======== Records for the task

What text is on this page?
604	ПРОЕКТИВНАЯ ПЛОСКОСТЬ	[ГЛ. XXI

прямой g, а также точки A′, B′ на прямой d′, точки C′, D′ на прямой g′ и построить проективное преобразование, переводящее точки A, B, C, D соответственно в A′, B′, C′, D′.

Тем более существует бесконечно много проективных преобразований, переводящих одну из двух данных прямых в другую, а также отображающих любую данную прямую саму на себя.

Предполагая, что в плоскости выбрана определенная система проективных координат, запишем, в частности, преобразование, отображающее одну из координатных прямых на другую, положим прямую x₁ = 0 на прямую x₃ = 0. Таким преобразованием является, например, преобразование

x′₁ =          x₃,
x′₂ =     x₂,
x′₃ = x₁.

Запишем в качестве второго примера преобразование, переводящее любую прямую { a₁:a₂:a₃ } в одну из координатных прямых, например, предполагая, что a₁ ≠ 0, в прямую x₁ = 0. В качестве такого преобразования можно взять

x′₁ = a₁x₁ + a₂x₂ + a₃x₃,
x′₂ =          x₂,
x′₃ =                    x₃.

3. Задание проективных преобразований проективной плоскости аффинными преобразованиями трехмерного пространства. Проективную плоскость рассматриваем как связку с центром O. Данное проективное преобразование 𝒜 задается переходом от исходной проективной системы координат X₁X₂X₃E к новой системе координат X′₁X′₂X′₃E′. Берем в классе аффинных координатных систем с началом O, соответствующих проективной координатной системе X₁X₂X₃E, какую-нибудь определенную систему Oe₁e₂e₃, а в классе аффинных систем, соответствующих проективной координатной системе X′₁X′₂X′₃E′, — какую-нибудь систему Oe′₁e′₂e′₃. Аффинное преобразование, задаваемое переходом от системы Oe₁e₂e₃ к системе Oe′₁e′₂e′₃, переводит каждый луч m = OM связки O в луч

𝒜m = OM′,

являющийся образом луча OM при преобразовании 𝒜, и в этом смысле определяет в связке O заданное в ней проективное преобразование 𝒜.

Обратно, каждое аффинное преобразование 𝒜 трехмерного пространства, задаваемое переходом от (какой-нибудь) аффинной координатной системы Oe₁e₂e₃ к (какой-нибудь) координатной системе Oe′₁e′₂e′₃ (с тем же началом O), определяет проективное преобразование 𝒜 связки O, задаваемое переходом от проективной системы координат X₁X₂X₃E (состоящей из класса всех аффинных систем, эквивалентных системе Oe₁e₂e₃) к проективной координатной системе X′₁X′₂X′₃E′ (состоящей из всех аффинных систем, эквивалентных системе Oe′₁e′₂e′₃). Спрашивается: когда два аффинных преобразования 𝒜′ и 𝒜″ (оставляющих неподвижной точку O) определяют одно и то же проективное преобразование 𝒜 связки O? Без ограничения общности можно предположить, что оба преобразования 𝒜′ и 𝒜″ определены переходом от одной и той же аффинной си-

================

## Aim of the exercise:
Go through the records and show every line with the string "прямую" in it.

## Complete output:
Тем более существует бесконечно много проективных преобразований, переводящих одну из двух данных прямых в другую, а также отображающих любую данную прямую саму на себя.
Предполагая, что в плоскости выбрана определенная система проективных координат, запишем, в частности, преобразование, отображающее одну из координатных прямых на другую, положим прямую x₁ = 0 на прямую x₃ = 0. Таким преобразованием является, например, преобразование
Запишем в качестве второго примера преобразование, переводящее любую прямую { a₁:a₂:a₃ } в одну из координатных прямых, например, предполагая, что a₁ ≠ 0, в прямую x₁ = 0. В качестве такого преобразования можно взять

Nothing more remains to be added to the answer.